EXERCISE INPUTS
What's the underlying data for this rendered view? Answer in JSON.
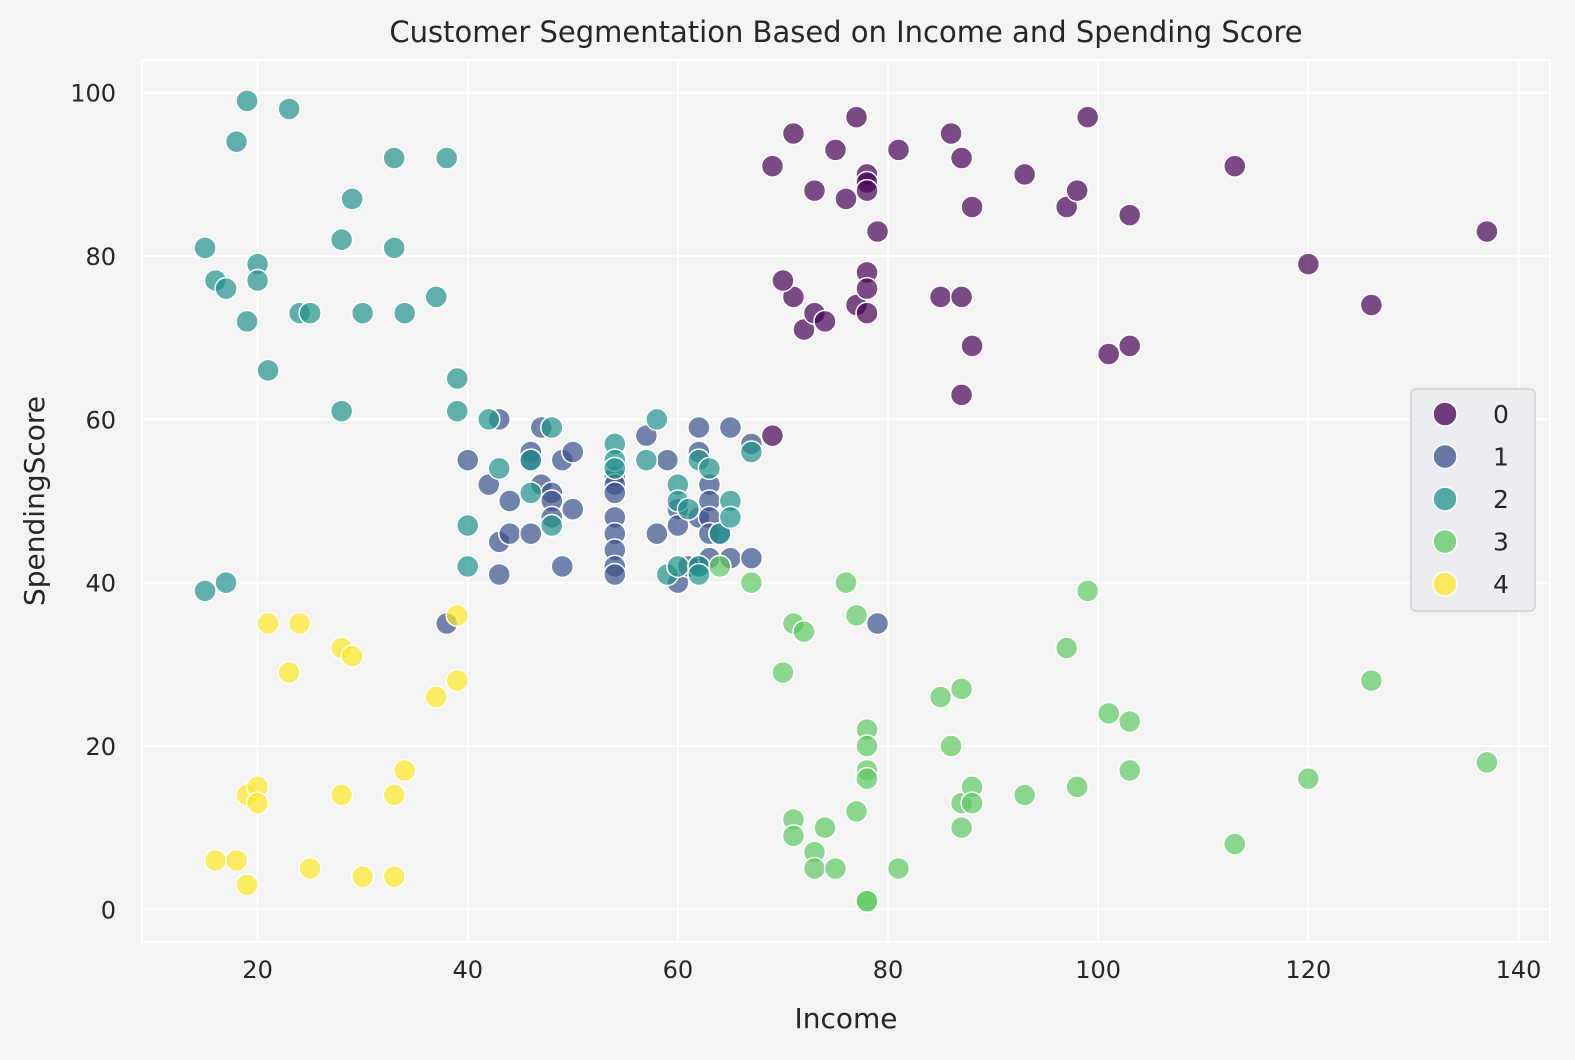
{
  "chart_data": {
    "type": "scatter",
    "title": "Customer Segmentation Based on Income and Spending Score",
    "xlabel": "Income",
    "ylabel": "SpendingScore",
    "xlim": [
      9,
      143
    ],
    "ylim": [
      -4,
      104
    ],
    "xticks": [
      20,
      40,
      60,
      80,
      100,
      120,
      140
    ],
    "yticks": [
      0,
      20,
      40,
      60,
      80,
      100
    ],
    "grid": true,
    "legend": {
      "position": "center-right",
      "entries": [
        "0",
        "1",
        "2",
        "3",
        "4"
      ]
    },
    "colors": [
      "#440154",
      "#3b528b",
      "#21918c",
      "#5ec962",
      "#fde725"
    ],
    "series": [
      {
        "name": "0",
        "points": [
          [
            69,
            91
          ],
          [
            71,
            95
          ],
          [
            71,
            75
          ],
          [
            70,
            77
          ],
          [
            72,
            71
          ],
          [
            73,
            88
          ],
          [
            73,
            73
          ],
          [
            74,
            72
          ],
          [
            75,
            93
          ],
          [
            76,
            87
          ],
          [
            77,
            97
          ],
          [
            77,
            74
          ],
          [
            78,
            90
          ],
          [
            78,
            89
          ],
          [
            78,
            88
          ],
          [
            78,
            78
          ],
          [
            78,
            76
          ],
          [
            78,
            73
          ],
          [
            79,
            83
          ],
          [
            81,
            93
          ],
          [
            85,
            75
          ],
          [
            86,
            95
          ],
          [
            87,
            92
          ],
          [
            87,
            75
          ],
          [
            87,
            63
          ],
          [
            88,
            86
          ],
          [
            88,
            69
          ],
          [
            93,
            90
          ],
          [
            97,
            86
          ],
          [
            98,
            88
          ],
          [
            99,
            97
          ],
          [
            101,
            68
          ],
          [
            103,
            85
          ],
          [
            103,
            69
          ],
          [
            113,
            91
          ],
          [
            120,
            79
          ],
          [
            126,
            74
          ],
          [
            137,
            83
          ],
          [
            69,
            58
          ]
        ]
      },
      {
        "name": "1",
        "points": [
          [
            38,
            35
          ],
          [
            40,
            55
          ],
          [
            42,
            52
          ],
          [
            43,
            60
          ],
          [
            43,
            45
          ],
          [
            43,
            41
          ],
          [
            44,
            50
          ],
          [
            44,
            46
          ],
          [
            46,
            56
          ],
          [
            46,
            55
          ],
          [
            46,
            46
          ],
          [
            47,
            59
          ],
          [
            47,
            52
          ],
          [
            48,
            51
          ],
          [
            48,
            50
          ],
          [
            48,
            48
          ],
          [
            49,
            55
          ],
          [
            49,
            42
          ],
          [
            50,
            56
          ],
          [
            50,
            49
          ],
          [
            54,
            53
          ],
          [
            54,
            52
          ],
          [
            54,
            51
          ],
          [
            54,
            48
          ],
          [
            54,
            46
          ],
          [
            54,
            44
          ],
          [
            54,
            42
          ],
          [
            54,
            41
          ],
          [
            57,
            58
          ],
          [
            58,
            46
          ],
          [
            59,
            55
          ],
          [
            60,
            49
          ],
          [
            60,
            47
          ],
          [
            60,
            40
          ],
          [
            61,
            42
          ],
          [
            62,
            59
          ],
          [
            62,
            56
          ],
          [
            62,
            48
          ],
          [
            62,
            42
          ],
          [
            63,
            52
          ],
          [
            63,
            50
          ],
          [
            63,
            48
          ],
          [
            63,
            46
          ],
          [
            63,
            43
          ],
          [
            64,
            46
          ],
          [
            65,
            59
          ],
          [
            65,
            43
          ],
          [
            67,
            57
          ],
          [
            67,
            43
          ],
          [
            79,
            35
          ]
        ]
      },
      {
        "name": "2",
        "points": [
          [
            15,
            81
          ],
          [
            15,
            39
          ],
          [
            16,
            77
          ],
          [
            17,
            76
          ],
          [
            17,
            40
          ],
          [
            18,
            94
          ],
          [
            19,
            99
          ],
          [
            19,
            72
          ],
          [
            20,
            79
          ],
          [
            20,
            77
          ],
          [
            21,
            66
          ],
          [
            23,
            98
          ],
          [
            24,
            73
          ],
          [
            25,
            73
          ],
          [
            28,
            82
          ],
          [
            28,
            61
          ],
          [
            29,
            87
          ],
          [
            30,
            73
          ],
          [
            33,
            92
          ],
          [
            33,
            81
          ],
          [
            34,
            73
          ],
          [
            37,
            75
          ],
          [
            38,
            92
          ],
          [
            39,
            65
          ],
          [
            39,
            61
          ],
          [
            40,
            47
          ],
          [
            40,
            42
          ],
          [
            42,
            60
          ],
          [
            43,
            54
          ],
          [
            46,
            55
          ],
          [
            46,
            51
          ],
          [
            48,
            59
          ],
          [
            48,
            47
          ],
          [
            54,
            57
          ],
          [
            54,
            55
          ],
          [
            54,
            54
          ],
          [
            57,
            55
          ],
          [
            58,
            60
          ],
          [
            59,
            41
          ],
          [
            60,
            52
          ],
          [
            60,
            50
          ],
          [
            60,
            42
          ],
          [
            61,
            49
          ],
          [
            62,
            55
          ],
          [
            62,
            42
          ],
          [
            62,
            41
          ],
          [
            63,
            54
          ],
          [
            64,
            46
          ],
          [
            65,
            50
          ],
          [
            65,
            48
          ],
          [
            67,
            56
          ]
        ]
      },
      {
        "name": "3",
        "points": [
          [
            64,
            42
          ],
          [
            67,
            40
          ],
          [
            70,
            29
          ],
          [
            71,
            35
          ],
          [
            71,
            11
          ],
          [
            71,
            9
          ],
          [
            72,
            34
          ],
          [
            73,
            7
          ],
          [
            73,
            5
          ],
          [
            74,
            10
          ],
          [
            75,
            5
          ],
          [
            76,
            40
          ],
          [
            77,
            36
          ],
          [
            77,
            12
          ],
          [
            78,
            22
          ],
          [
            78,
            20
          ],
          [
            78,
            17
          ],
          [
            78,
            16
          ],
          [
            78,
            1
          ],
          [
            78,
            1
          ],
          [
            81,
            5
          ],
          [
            85,
            26
          ],
          [
            86,
            20
          ],
          [
            87,
            27
          ],
          [
            87,
            13
          ],
          [
            87,
            10
          ],
          [
            88,
            15
          ],
          [
            88,
            13
          ],
          [
            93,
            14
          ],
          [
            97,
            32
          ],
          [
            98,
            15
          ],
          [
            99,
            39
          ],
          [
            101,
            24
          ],
          [
            103,
            23
          ],
          [
            103,
            17
          ],
          [
            113,
            8
          ],
          [
            120,
            16
          ],
          [
            126,
            28
          ],
          [
            137,
            18
          ]
        ]
      },
      {
        "name": "4",
        "points": [
          [
            16,
            6
          ],
          [
            18,
            6
          ],
          [
            19,
            14
          ],
          [
            19,
            3
          ],
          [
            20,
            15
          ],
          [
            20,
            13
          ],
          [
            21,
            35
          ],
          [
            23,
            29
          ],
          [
            24,
            35
          ],
          [
            25,
            5
          ],
          [
            28,
            32
          ],
          [
            28,
            14
          ],
          [
            29,
            31
          ],
          [
            30,
            4
          ],
          [
            33,
            14
          ],
          [
            33,
            4
          ],
          [
            34,
            17
          ],
          [
            37,
            26
          ],
          [
            39,
            36
          ],
          [
            39,
            28
          ]
        ]
      }
    ]
  }
}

EXERCISE BRIEF
For each line of the entries that includes "Income", show that line.

RESPONSE TO THIS TASK
    "title": "Customer Segmentation Based on Income and Spending Score",
    "xlabel": "Income",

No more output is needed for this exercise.